§ WHAT THIS TASK INVOLVES
Reproduce every entry below precisely. Pictures are excluded from the copy.

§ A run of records
┌──

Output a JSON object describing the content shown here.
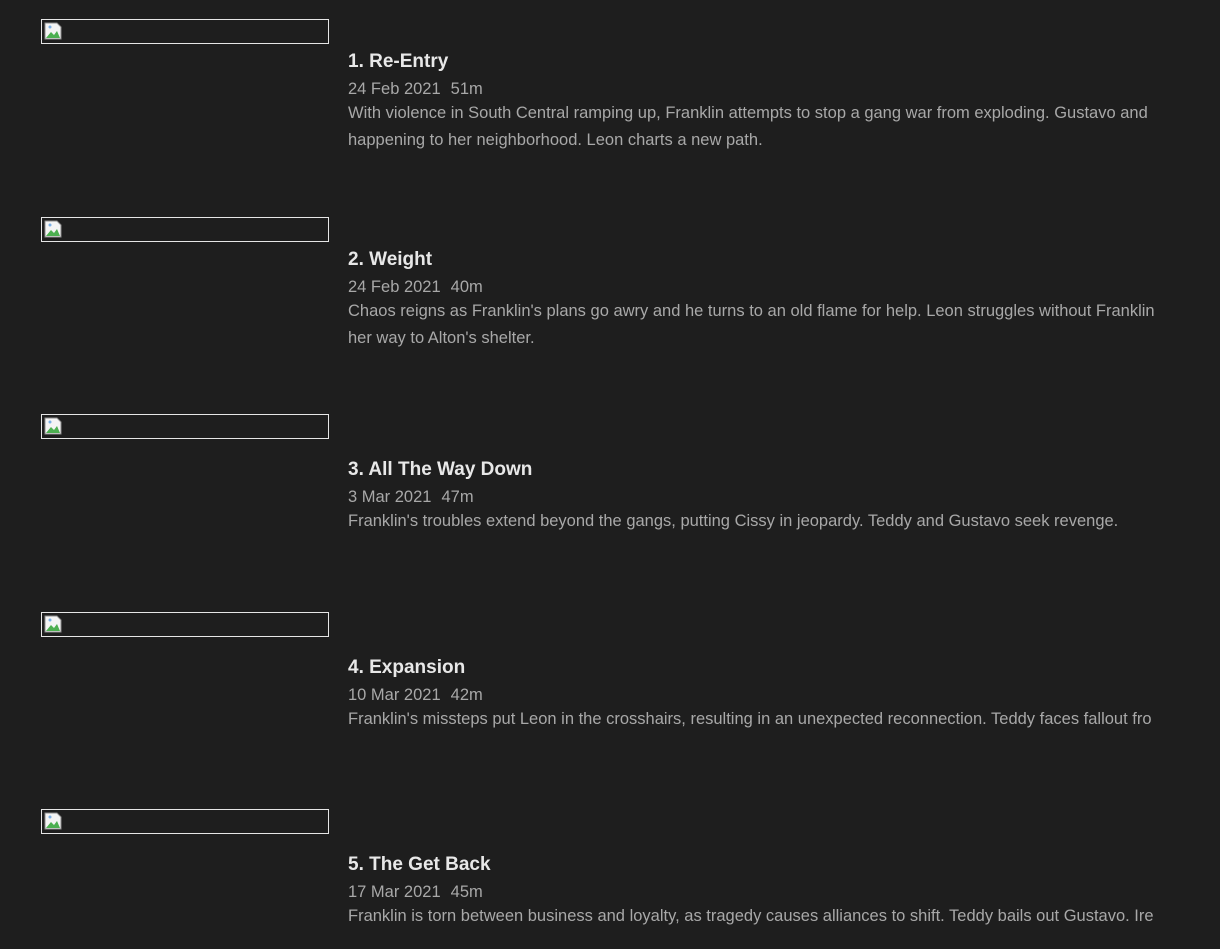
{
  "episodes": [
    {
      "title": "1. Re-Entry",
      "date": "24 Feb 2021",
      "runtime": "51m",
      "description_lines": [
        "With violence in South Central ramping up, Franklin attempts to stop a gang war from exploding. Gustavo and",
        "happening to her neighborhood. Leon charts a new path."
      ]
    },
    {
      "title": "2. Weight",
      "date": "24 Feb 2021",
      "runtime": "40m",
      "description_lines": [
        "Chaos reigns as Franklin's plans go awry and he turns to an old flame for help. Leon struggles without Franklin",
        "her way to Alton's shelter."
      ]
    },
    {
      "title": "3. All The Way Down",
      "date": "3 Mar 2021",
      "runtime": "47m",
      "description_lines": [
        "Franklin's troubles extend beyond the gangs, putting Cissy in jeopardy. Teddy and Gustavo seek revenge."
      ]
    },
    {
      "title": "4. Expansion",
      "date": "10 Mar 2021",
      "runtime": "42m",
      "description_lines": [
        "Franklin's missteps put Leon in the crosshairs, resulting in an unexpected reconnection. Teddy faces fallout fro"
      ]
    },
    {
      "title": "5. The Get Back",
      "date": "17 Mar 2021",
      "runtime": "45m",
      "description_lines": [
        "Franklin is torn between business and loyalty, as tragedy causes alliances to shift. Teddy bails out Gustavo. Ire"
      ]
    }
  ]
}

└──

§ RESPONSE TO THIS EXERCISE
Output a JSON object describing the content shown here.
{
  "episodes": [
    {
      "title": "1. Re-Entry",
      "date": "24 Feb 2021",
      "runtime": "51m",
      "description_lines": [
        "With violence in South Central ramping up, Franklin attempts to stop a gang war from exploding. Gustavo and",
        "happening to her neighborhood. Leon charts a new path."
      ]
    },
    {
      "title": "2. Weight",
      "date": "24 Feb 2021",
      "runtime": "40m",
      "description_lines": [
        "Chaos reigns as Franklin's plans go awry and he turns to an old flame for help. Leon struggles without Franklin",
        "her way to Alton's shelter."
      ]
    },
    {
      "title": "3. All The Way Down",
      "date": "3 Mar 2021",
      "runtime": "47m",
      "description_lines": [
        "Franklin's troubles extend beyond the gangs, putting Cissy in jeopardy. Teddy and Gustavo seek revenge."
      ]
    },
    {
      "title": "4. Expansion",
      "date": "10 Mar 2021",
      "runtime": "42m",
      "description_lines": [
        "Franklin's missteps put Leon in the crosshairs, resulting in an unexpected reconnection. Teddy faces fallout fro"
      ]
    },
    {
      "title": "5. The Get Back",
      "date": "17 Mar 2021",
      "runtime": "45m",
      "description_lines": [
        "Franklin is torn between business and loyalty, as tragedy causes alliances to shift. Teddy bails out Gustavo. Ire"
      ]
    }
  ]
}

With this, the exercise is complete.